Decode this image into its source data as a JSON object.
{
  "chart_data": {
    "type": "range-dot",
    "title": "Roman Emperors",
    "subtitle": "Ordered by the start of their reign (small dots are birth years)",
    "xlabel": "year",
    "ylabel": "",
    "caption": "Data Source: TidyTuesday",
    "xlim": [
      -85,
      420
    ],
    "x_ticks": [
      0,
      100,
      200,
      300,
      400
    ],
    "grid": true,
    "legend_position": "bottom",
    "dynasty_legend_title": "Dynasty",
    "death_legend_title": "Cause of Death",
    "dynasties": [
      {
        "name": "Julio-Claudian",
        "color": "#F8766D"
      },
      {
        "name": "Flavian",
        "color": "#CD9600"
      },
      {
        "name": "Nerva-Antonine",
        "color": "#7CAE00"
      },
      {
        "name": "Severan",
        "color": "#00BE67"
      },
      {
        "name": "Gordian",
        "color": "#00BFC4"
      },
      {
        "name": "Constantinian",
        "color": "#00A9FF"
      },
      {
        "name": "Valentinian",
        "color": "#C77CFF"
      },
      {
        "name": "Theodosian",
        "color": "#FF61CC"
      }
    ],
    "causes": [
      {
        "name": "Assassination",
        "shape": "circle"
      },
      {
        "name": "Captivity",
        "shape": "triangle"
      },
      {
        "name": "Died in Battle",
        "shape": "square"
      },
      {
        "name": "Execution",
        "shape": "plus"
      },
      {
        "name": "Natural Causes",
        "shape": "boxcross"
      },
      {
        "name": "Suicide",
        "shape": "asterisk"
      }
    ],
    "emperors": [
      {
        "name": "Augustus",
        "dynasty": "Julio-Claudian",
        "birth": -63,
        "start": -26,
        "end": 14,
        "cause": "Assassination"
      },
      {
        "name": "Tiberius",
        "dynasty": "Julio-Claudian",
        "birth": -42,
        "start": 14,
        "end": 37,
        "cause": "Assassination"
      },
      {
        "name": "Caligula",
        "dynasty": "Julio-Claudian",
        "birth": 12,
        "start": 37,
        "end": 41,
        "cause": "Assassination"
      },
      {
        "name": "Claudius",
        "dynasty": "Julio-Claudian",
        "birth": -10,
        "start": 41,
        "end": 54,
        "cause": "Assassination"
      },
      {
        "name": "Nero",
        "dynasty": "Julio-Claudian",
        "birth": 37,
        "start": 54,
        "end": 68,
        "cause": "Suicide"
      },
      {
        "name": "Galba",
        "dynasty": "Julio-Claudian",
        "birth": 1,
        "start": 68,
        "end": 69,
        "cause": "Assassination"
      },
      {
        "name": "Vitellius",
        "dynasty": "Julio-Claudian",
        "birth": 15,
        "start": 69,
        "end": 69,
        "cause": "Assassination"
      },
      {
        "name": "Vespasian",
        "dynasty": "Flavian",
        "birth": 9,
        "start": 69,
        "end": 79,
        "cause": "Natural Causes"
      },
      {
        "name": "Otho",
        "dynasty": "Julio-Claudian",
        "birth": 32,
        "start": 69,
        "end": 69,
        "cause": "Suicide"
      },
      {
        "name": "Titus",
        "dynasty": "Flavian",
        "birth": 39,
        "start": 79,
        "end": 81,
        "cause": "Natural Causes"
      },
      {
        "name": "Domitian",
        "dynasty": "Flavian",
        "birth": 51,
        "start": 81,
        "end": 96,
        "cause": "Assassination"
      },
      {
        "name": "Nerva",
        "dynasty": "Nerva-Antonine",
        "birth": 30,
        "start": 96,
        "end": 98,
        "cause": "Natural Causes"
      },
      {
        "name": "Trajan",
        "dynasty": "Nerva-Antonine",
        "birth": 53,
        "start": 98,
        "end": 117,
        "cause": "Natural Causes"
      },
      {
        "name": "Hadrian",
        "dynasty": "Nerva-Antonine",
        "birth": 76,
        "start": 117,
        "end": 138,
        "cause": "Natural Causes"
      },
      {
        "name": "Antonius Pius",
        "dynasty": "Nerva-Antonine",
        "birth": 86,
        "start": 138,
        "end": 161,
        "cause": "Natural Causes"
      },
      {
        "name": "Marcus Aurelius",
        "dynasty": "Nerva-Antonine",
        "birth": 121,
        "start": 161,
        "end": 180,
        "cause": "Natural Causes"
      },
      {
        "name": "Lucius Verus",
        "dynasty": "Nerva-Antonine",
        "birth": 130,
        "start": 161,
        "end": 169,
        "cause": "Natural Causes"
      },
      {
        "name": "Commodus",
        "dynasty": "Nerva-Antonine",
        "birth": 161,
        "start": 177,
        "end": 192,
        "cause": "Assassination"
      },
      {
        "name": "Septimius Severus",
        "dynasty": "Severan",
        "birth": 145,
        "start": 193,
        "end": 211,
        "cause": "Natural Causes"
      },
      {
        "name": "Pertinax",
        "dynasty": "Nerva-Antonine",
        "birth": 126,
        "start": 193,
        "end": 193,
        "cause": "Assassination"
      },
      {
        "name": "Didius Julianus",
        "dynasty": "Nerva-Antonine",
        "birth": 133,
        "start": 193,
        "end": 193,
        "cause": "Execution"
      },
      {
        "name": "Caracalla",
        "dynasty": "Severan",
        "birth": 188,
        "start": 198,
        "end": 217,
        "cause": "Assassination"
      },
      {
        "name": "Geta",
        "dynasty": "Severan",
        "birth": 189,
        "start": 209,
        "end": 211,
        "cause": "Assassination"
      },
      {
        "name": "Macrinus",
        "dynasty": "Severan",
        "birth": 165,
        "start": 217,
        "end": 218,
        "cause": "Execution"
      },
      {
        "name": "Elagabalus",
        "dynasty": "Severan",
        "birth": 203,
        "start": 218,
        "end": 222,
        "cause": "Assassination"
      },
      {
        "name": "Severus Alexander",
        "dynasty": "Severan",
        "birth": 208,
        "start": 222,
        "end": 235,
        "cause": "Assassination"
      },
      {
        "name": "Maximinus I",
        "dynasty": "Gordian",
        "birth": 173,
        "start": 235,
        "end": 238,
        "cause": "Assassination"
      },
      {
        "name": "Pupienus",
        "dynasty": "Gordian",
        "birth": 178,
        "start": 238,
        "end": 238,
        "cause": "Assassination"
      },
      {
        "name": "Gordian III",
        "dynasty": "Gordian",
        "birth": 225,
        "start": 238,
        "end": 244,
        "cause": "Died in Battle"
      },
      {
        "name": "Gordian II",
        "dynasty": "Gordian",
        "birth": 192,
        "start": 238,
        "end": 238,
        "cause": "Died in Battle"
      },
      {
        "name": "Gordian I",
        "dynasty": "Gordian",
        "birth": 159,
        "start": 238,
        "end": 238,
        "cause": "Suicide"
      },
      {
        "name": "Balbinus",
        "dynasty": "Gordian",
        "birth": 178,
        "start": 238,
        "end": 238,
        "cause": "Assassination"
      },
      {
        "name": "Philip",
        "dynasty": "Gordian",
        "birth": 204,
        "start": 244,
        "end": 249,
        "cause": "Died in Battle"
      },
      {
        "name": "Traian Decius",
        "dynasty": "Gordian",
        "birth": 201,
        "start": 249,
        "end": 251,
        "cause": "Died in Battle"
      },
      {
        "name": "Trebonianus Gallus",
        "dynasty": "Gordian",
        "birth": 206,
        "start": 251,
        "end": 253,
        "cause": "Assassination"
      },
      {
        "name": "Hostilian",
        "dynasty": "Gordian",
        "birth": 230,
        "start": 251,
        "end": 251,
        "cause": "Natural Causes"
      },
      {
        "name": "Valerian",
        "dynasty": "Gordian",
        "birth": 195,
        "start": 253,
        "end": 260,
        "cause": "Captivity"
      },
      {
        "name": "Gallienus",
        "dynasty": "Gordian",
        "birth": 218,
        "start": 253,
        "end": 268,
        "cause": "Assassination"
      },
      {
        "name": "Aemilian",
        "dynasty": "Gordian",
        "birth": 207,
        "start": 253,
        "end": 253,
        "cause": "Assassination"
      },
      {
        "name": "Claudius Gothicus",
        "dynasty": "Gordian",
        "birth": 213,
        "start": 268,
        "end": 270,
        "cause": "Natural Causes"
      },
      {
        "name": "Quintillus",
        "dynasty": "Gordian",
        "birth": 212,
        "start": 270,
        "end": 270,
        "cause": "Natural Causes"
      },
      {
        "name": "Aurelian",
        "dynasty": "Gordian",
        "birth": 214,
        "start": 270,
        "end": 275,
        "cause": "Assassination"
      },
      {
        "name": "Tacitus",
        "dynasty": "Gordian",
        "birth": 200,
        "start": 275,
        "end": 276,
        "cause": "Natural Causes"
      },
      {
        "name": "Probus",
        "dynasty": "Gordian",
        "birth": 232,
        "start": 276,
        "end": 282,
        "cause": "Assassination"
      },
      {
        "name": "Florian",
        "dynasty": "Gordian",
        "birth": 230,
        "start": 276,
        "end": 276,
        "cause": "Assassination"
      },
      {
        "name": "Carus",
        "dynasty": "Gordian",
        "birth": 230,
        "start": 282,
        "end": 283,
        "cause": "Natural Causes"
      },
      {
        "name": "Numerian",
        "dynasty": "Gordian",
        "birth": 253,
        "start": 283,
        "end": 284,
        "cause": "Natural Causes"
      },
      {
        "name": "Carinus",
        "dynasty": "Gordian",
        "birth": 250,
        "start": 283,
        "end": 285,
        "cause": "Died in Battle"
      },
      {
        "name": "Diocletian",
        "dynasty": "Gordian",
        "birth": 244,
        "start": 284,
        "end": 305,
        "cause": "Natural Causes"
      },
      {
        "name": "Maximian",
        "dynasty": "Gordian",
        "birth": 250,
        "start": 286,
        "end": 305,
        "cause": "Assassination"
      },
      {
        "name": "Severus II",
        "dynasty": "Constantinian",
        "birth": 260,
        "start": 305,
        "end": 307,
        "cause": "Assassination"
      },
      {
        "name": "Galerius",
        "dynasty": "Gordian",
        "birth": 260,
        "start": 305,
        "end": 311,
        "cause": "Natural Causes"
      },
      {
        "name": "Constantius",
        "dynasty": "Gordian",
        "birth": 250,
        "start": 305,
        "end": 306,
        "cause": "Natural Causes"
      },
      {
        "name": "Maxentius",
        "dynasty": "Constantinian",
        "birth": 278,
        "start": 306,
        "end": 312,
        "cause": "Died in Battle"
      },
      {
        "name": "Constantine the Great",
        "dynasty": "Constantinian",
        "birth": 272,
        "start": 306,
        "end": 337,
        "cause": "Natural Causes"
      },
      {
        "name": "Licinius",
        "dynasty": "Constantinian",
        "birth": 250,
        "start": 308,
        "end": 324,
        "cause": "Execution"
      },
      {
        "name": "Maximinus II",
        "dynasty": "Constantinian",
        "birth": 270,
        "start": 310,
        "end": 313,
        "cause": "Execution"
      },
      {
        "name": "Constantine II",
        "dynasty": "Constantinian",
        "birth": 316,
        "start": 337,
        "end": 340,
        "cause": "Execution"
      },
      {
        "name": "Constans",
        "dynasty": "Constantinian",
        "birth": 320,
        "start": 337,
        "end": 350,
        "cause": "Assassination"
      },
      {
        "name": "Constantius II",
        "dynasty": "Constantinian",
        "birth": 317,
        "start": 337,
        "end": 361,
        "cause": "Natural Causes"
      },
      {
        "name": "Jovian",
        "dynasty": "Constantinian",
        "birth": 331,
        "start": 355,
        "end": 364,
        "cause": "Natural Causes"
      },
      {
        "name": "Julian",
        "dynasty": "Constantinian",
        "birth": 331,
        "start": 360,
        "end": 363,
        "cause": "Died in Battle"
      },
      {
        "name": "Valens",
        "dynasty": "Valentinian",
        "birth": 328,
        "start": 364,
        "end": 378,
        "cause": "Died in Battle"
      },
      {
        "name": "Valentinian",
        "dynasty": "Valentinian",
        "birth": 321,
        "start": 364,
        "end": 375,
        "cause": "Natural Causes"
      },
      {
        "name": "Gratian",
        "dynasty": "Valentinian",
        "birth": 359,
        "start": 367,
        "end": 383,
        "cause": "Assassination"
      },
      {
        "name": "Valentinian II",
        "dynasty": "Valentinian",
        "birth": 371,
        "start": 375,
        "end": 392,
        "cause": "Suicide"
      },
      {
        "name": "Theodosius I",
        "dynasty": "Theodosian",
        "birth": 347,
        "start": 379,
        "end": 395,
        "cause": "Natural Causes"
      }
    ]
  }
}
.....
Exercise goal:
Working from the listing above, pick out every line that has "Claudius" and copy it.

Expected answer:
        "name": "Claudius",
        "name": "Claudius Gothicus",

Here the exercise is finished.